Data listing:
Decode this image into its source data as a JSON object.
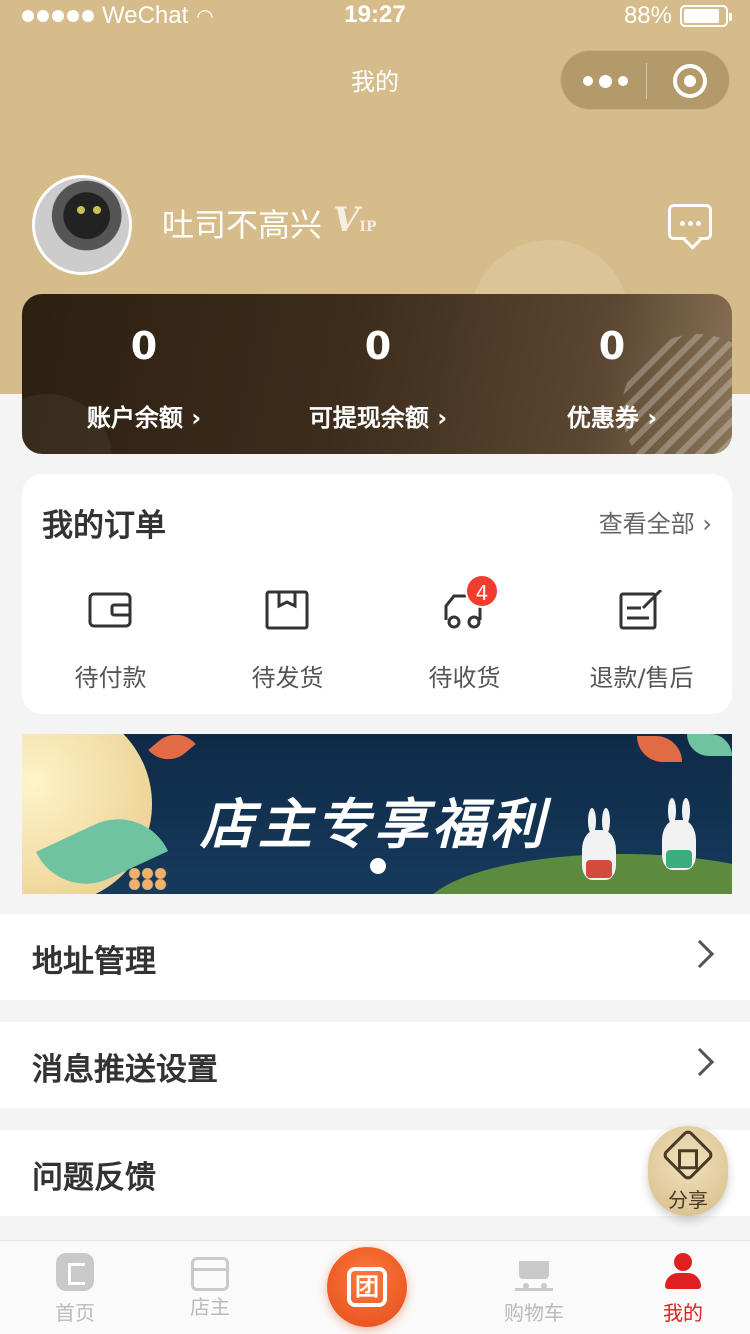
{
  "status_bar": {
    "carrier": "WeChat",
    "time": "19:27",
    "battery": "88%",
    "battery_level": 0.88
  },
  "nav": {
    "title": "我的"
  },
  "profile": {
    "username": "吐司不高兴",
    "vip_badge": "V",
    "vip_badge_small": "IP"
  },
  "balances": [
    {
      "value": "0",
      "label": "账户余额 ›"
    },
    {
      "value": "0",
      "label": "可提现余额 ›"
    },
    {
      "value": "0",
      "label": "优惠券 ›"
    }
  ],
  "orders": {
    "title": "我的订单",
    "view_all": "查看全部 ›",
    "items": [
      {
        "label": "待付款",
        "icon": "wallet-icon"
      },
      {
        "label": "待发货",
        "icon": "box-icon"
      },
      {
        "label": "待收货",
        "icon": "truck-icon",
        "badge": "4"
      },
      {
        "label": "退款/售后",
        "icon": "edit-icon"
      }
    ]
  },
  "banner": {
    "text": "店主专享福利"
  },
  "menu": [
    {
      "label": "地址管理"
    },
    {
      "label": "消息推送设置"
    },
    {
      "label": "问题反馈"
    }
  ],
  "share": {
    "label": "分享"
  },
  "tabbar": [
    {
      "label": "首页",
      "icon": "home-icon"
    },
    {
      "label": "店主",
      "icon": "store-icon"
    },
    {
      "label": "",
      "icon": "group-buy-icon",
      "center_glyph": "团"
    },
    {
      "label": "购物车",
      "icon": "cart-icon"
    },
    {
      "label": "我的",
      "icon": "profile-icon",
      "active": true
    }
  ],
  "colors": {
    "header": "#d6bc8a",
    "accent_red": "#e02020",
    "badge_red": "#f23c2e",
    "card_dark": "#2d2012"
  }
}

Objective: Leave out the pictures and copy every record above exactly.

Complete output:
Decode this image into its source data as a JSON object.
{
  "status_bar": {
    "carrier": "WeChat",
    "time": "19:27",
    "battery": "88%",
    "battery_level": 0.88
  },
  "nav": {
    "title": "我的"
  },
  "profile": {
    "username": "吐司不高兴",
    "vip_badge": "V",
    "vip_badge_small": "IP"
  },
  "balances": [
    {
      "value": "0",
      "label": "账户余额 ›"
    },
    {
      "value": "0",
      "label": "可提现余额 ›"
    },
    {
      "value": "0",
      "label": "优惠券 ›"
    }
  ],
  "orders": {
    "title": "我的订单",
    "view_all": "查看全部 ›",
    "items": [
      {
        "label": "待付款",
        "icon": "wallet-icon"
      },
      {
        "label": "待发货",
        "icon": "box-icon"
      },
      {
        "label": "待收货",
        "icon": "truck-icon",
        "badge": "4"
      },
      {
        "label": "退款/售后",
        "icon": "edit-icon"
      }
    ]
  },
  "banner": {
    "text": "店主专享福利"
  },
  "menu": [
    {
      "label": "地址管理"
    },
    {
      "label": "消息推送设置"
    },
    {
      "label": "问题反馈"
    }
  ],
  "share": {
    "label": "分享"
  },
  "tabbar": [
    {
      "label": "首页",
      "icon": "home-icon"
    },
    {
      "label": "店主",
      "icon": "store-icon"
    },
    {
      "label": "",
      "icon": "group-buy-icon",
      "center_glyph": "团"
    },
    {
      "label": "购物车",
      "icon": "cart-icon"
    },
    {
      "label": "我的",
      "icon": "profile-icon",
      "active": true
    }
  ],
  "colors": {
    "header": "#d6bc8a",
    "accent_red": "#e02020",
    "badge_red": "#f23c2e",
    "card_dark": "#2d2012"
  }
}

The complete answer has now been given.